Given request - Without skipping anything, write out each record below exactly.

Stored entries
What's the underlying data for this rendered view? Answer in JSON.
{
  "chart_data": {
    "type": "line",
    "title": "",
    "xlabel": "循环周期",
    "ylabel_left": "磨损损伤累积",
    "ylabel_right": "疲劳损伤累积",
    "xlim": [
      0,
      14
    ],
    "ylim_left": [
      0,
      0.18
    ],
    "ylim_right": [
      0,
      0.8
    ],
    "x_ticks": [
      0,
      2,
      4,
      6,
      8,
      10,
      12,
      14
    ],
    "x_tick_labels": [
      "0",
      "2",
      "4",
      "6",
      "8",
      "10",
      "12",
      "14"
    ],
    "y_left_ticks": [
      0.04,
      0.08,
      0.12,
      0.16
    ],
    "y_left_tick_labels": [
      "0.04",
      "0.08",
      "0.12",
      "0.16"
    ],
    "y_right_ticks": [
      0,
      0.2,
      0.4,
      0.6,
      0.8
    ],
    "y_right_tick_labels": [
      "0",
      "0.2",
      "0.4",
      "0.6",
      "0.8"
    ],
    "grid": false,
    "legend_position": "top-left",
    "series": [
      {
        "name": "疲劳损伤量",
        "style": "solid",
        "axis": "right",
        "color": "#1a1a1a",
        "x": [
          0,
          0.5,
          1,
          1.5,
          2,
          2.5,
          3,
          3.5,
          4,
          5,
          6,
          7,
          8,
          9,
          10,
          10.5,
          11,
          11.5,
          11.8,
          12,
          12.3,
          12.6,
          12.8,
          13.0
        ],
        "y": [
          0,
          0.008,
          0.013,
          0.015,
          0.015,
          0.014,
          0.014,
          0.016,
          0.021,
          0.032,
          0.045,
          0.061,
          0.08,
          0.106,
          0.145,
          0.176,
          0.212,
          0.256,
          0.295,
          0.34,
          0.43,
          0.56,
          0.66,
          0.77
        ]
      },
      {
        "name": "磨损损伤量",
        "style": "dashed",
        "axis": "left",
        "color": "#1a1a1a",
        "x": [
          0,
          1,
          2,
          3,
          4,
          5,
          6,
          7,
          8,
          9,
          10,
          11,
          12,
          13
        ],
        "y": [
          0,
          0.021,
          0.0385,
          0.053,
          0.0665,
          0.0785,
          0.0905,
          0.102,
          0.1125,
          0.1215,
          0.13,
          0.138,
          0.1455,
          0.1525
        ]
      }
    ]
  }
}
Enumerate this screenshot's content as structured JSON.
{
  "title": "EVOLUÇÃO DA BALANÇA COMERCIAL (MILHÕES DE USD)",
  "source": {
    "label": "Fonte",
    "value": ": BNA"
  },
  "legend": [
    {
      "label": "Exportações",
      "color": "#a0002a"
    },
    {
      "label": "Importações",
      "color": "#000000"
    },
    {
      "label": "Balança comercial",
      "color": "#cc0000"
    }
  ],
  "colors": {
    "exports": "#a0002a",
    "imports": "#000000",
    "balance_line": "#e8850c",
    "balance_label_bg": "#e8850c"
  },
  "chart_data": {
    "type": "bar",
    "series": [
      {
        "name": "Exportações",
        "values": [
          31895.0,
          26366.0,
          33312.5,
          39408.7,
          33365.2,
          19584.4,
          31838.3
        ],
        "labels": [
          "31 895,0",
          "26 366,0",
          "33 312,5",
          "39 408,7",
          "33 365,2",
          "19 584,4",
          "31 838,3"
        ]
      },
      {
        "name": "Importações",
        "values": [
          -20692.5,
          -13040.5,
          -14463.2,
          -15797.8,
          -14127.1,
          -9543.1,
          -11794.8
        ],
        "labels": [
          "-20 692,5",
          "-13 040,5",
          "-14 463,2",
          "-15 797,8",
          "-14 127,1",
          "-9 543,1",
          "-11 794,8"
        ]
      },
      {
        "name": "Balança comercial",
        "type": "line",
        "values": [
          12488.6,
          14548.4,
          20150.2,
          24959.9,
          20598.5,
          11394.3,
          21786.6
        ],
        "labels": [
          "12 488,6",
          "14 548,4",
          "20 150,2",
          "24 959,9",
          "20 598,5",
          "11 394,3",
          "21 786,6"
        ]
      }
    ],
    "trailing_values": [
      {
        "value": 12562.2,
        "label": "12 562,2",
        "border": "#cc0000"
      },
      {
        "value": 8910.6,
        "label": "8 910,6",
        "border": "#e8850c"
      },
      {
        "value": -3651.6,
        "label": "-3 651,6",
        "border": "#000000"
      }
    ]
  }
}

Final answer -
What's the underlying data for this rendered view? Answer in JSON.
{
  "chart_data": {
    "type": "line",
    "title": "",
    "xlabel": "循环周期",
    "ylabel_left": "磨损损伤累积",
    "ylabel_right": "疲劳损伤累积",
    "xlim": [
      0,
      14
    ],
    "ylim_left": [
      0,
      0.18
    ],
    "ylim_right": [
      0,
      0.8
    ],
    "x_ticks": [
      0,
      2,
      4,
      6,
      8,
      10,
      12,
      14
    ],
    "x_tick_labels": [
      "0",
      "2",
      "4",
      "6",
      "8",
      "10",
      "12",
      "14"
    ],
    "y_left_ticks": [
      0.04,
      0.08,
      0.12,
      0.16
    ],
    "y_left_tick_labels": [
      "0.04",
      "0.08",
      "0.12",
      "0.16"
    ],
    "y_right_ticks": [
      0,
      0.2,
      0.4,
      0.6,
      0.8
    ],
    "y_right_tick_labels": [
      "0",
      "0.2",
      "0.4",
      "0.6",
      "0.8"
    ],
    "grid": false,
    "legend_position": "top-left",
    "series": [
      {
        "name": "疲劳损伤量",
        "style": "solid",
        "axis": "right",
        "color": "#1a1a1a",
        "x": [
          0,
          0.5,
          1,
          1.5,
          2,
          2.5,
          3,
          3.5,
          4,
          5,
          6,
          7,
          8,
          9,
          10,
          10.5,
          11,
          11.5,
          11.8,
          12,
          12.3,
          12.6,
          12.8,
          13.0
        ],
        "y": [
          0,
          0.008,
          0.013,
          0.015,
          0.015,
          0.014,
          0.014,
          0.016,
          0.021,
          0.032,
          0.045,
          0.061,
          0.08,
          0.106,
          0.145,
          0.176,
          0.212,
          0.256,
          0.295,
          0.34,
          0.43,
          0.56,
          0.66,
          0.77
        ]
      },
      {
        "name": "磨损损伤量",
        "style": "dashed",
        "axis": "left",
        "color": "#1a1a1a",
        "x": [
          0,
          1,
          2,
          3,
          4,
          5,
          6,
          7,
          8,
          9,
          10,
          11,
          12,
          13
        ],
        "y": [
          0,
          0.021,
          0.0385,
          0.053,
          0.0665,
          0.0785,
          0.0905,
          0.102,
          0.1125,
          0.1215,
          0.13,
          0.138,
          0.1455,
          0.1525
        ]
      }
    ]
  }
}
Enumerate this screenshot's content as structured JSON.
{
  "title": "EVOLUÇÃO DA BALANÇA COMERCIAL (MILHÕES DE USD)",
  "source": {
    "label": "Fonte",
    "value": ": BNA"
  },
  "legend": [
    {
      "label": "Exportações",
      "color": "#a0002a"
    },
    {
      "label": "Importações",
      "color": "#000000"
    },
    {
      "label": "Balança comercial",
      "color": "#cc0000"
    }
  ],
  "colors": {
    "exports": "#a0002a",
    "imports": "#000000",
    "balance_line": "#e8850c",
    "balance_label_bg": "#e8850c"
  },
  "chart_data": {
    "type": "bar",
    "series": [
      {
        "name": "Exportações",
        "values": [
          31895.0,
          26366.0,
          33312.5,
          39408.7,
          33365.2,
          19584.4,
          31838.3
        ],
        "labels": [
          "31 895,0",
          "26 366,0",
          "33 312,5",
          "39 408,7",
          "33 365,2",
          "19 584,4",
          "31 838,3"
        ]
      },
      {
        "name": "Importações",
        "values": [
          -20692.5,
          -13040.5,
          -14463.2,
          -15797.8,
          -14127.1,
          -9543.1,
          -11794.8
        ],
        "labels": [
          "-20 692,5",
          "-13 040,5",
          "-14 463,2",
          "-15 797,8",
          "-14 127,1",
          "-9 543,1",
          "-11 794,8"
        ]
      },
      {
        "name": "Balança comercial",
        "type": "line",
        "values": [
          12488.6,
          14548.4,
          20150.2,
          24959.9,
          20598.5,
          11394.3,
          21786.6
        ],
        "labels": [
          "12 488,6",
          "14 548,4",
          "20 150,2",
          "24 959,9",
          "20 598,5",
          "11 394,3",
          "21 786,6"
        ]
      }
    ],
    "trailing_values": [
      {
        "value": 12562.2,
        "label": "12 562,2",
        "border": "#cc0000"
      },
      {
        "value": 8910.6,
        "label": "8 910,6",
        "border": "#e8850c"
      },
      {
        "value": -3651.6,
        "label": "-3 651,6",
        "border": "#000000"
      }
    ]
  }
}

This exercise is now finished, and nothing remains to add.